Aim of the task
In the data below, locate each line with the word "text" and list it.
-------- Rows
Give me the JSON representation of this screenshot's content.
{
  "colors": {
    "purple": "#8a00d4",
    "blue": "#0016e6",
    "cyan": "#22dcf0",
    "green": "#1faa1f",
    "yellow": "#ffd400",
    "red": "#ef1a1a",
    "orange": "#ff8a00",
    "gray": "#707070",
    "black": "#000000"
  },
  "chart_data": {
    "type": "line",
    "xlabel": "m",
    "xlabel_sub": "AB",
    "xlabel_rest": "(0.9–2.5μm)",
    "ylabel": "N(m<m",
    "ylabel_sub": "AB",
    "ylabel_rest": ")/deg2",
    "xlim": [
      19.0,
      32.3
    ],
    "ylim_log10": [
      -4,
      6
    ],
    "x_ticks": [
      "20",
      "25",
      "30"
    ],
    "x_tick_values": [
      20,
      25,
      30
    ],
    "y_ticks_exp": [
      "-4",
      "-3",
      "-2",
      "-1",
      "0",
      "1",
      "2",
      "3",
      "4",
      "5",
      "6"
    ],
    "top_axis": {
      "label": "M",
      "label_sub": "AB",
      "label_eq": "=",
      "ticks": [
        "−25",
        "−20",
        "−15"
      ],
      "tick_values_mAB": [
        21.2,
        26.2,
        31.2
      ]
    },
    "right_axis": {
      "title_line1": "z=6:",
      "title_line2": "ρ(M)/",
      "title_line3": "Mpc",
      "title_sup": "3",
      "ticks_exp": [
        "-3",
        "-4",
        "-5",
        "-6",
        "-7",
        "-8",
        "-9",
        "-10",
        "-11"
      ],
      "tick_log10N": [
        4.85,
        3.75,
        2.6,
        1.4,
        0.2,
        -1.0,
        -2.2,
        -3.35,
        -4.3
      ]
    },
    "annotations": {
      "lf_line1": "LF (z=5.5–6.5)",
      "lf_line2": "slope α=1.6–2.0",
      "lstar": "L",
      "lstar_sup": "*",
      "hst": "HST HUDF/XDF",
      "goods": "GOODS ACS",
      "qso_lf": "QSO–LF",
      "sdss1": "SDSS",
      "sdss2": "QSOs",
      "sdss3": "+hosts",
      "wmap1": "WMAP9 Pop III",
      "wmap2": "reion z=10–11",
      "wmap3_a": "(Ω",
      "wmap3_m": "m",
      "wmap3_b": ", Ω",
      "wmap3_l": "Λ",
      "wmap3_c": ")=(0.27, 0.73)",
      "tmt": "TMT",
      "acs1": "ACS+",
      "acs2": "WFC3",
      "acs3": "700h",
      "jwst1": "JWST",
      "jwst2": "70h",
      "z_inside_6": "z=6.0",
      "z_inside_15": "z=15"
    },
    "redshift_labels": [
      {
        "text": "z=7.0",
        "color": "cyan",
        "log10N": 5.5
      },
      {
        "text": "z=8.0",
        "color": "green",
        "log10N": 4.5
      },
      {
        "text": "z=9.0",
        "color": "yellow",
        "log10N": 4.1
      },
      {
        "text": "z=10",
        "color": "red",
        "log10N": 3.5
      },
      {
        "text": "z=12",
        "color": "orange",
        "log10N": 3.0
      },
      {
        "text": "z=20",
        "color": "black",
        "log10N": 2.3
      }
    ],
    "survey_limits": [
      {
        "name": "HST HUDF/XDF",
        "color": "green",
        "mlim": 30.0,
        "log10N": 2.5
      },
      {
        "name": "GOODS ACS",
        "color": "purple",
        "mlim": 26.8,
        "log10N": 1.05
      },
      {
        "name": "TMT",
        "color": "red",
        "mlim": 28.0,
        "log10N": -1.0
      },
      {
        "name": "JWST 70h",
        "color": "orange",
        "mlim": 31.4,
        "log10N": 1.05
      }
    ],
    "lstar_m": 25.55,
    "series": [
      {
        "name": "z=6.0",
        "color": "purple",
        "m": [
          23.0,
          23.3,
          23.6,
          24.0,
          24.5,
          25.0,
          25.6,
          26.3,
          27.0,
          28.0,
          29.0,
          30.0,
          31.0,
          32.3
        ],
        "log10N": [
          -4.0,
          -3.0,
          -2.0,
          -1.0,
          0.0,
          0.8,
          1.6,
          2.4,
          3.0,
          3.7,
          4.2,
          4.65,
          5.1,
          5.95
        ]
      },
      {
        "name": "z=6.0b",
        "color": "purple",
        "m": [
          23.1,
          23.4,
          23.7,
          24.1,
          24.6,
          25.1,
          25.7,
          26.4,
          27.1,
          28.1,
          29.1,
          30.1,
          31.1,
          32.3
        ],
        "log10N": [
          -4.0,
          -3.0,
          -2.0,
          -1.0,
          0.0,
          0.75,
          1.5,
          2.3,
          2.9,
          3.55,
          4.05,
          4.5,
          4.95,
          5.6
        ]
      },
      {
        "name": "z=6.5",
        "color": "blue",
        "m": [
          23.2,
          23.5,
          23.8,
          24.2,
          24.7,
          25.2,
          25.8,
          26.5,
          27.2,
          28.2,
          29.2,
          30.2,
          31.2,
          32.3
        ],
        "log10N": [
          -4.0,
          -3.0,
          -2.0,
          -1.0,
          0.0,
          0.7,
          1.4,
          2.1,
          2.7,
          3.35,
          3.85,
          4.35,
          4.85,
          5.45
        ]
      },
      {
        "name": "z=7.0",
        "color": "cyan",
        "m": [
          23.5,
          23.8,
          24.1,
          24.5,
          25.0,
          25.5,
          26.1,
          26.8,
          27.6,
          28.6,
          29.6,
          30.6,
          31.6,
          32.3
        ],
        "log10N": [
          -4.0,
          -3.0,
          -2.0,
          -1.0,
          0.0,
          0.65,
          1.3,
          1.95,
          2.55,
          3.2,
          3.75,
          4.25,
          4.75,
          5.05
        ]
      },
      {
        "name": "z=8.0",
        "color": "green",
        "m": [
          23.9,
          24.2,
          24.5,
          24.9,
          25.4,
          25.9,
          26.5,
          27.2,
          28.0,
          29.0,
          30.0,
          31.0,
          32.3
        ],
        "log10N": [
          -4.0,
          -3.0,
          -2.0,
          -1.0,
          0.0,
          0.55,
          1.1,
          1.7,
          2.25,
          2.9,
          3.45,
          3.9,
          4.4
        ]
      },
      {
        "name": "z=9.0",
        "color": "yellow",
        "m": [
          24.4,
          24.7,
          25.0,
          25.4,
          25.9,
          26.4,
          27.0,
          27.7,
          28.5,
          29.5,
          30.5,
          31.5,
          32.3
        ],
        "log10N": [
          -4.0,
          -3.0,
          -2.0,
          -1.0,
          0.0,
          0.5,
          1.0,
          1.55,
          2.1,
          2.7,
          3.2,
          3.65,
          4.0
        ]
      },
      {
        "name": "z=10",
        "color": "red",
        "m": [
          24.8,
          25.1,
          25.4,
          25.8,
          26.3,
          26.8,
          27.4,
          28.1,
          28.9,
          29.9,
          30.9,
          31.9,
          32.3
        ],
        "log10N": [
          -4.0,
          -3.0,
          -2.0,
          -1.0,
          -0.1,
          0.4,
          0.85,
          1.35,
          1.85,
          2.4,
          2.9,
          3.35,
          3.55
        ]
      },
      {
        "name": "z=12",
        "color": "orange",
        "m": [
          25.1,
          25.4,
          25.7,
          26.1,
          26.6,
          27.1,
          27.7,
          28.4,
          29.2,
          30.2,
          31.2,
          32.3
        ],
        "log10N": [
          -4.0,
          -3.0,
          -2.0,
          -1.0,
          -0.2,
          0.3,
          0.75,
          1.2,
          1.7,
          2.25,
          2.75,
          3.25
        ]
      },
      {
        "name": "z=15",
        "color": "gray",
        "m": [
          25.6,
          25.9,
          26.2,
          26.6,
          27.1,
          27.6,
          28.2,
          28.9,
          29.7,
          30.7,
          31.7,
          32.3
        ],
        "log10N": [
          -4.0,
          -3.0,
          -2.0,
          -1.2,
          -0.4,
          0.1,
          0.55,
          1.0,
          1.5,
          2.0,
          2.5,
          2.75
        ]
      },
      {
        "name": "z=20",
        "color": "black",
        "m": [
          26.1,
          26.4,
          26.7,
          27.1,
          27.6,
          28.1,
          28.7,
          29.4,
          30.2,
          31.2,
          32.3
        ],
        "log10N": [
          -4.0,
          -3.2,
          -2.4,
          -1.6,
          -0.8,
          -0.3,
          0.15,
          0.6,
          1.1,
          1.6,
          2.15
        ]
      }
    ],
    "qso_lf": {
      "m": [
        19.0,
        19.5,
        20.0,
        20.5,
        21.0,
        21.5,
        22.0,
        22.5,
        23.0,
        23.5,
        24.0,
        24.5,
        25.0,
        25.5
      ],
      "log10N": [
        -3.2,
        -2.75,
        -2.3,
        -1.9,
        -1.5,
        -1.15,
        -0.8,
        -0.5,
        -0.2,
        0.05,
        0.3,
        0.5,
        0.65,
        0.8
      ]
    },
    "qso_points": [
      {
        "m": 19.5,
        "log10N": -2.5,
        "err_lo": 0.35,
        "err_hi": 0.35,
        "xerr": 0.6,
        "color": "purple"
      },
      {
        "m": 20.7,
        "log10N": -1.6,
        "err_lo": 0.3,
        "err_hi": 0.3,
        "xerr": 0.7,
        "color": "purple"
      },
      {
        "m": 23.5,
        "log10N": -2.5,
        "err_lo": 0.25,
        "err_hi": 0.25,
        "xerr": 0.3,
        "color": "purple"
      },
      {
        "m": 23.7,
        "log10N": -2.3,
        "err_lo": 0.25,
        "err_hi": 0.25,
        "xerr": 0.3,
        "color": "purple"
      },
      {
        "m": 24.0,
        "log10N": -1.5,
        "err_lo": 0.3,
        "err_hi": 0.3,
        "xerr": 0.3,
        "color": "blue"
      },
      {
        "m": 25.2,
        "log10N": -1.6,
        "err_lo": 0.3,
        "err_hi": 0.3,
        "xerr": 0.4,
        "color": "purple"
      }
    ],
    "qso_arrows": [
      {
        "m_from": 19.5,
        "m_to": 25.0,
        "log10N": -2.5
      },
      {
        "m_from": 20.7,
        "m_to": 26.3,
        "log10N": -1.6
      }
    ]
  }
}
----------------
Correct answer
        "text": "z=7.0",
        "text": "z=8.0",
        "text": "z=9.0",
        "text": "z=10",
        "text": "z=12",
        "text": "z=20",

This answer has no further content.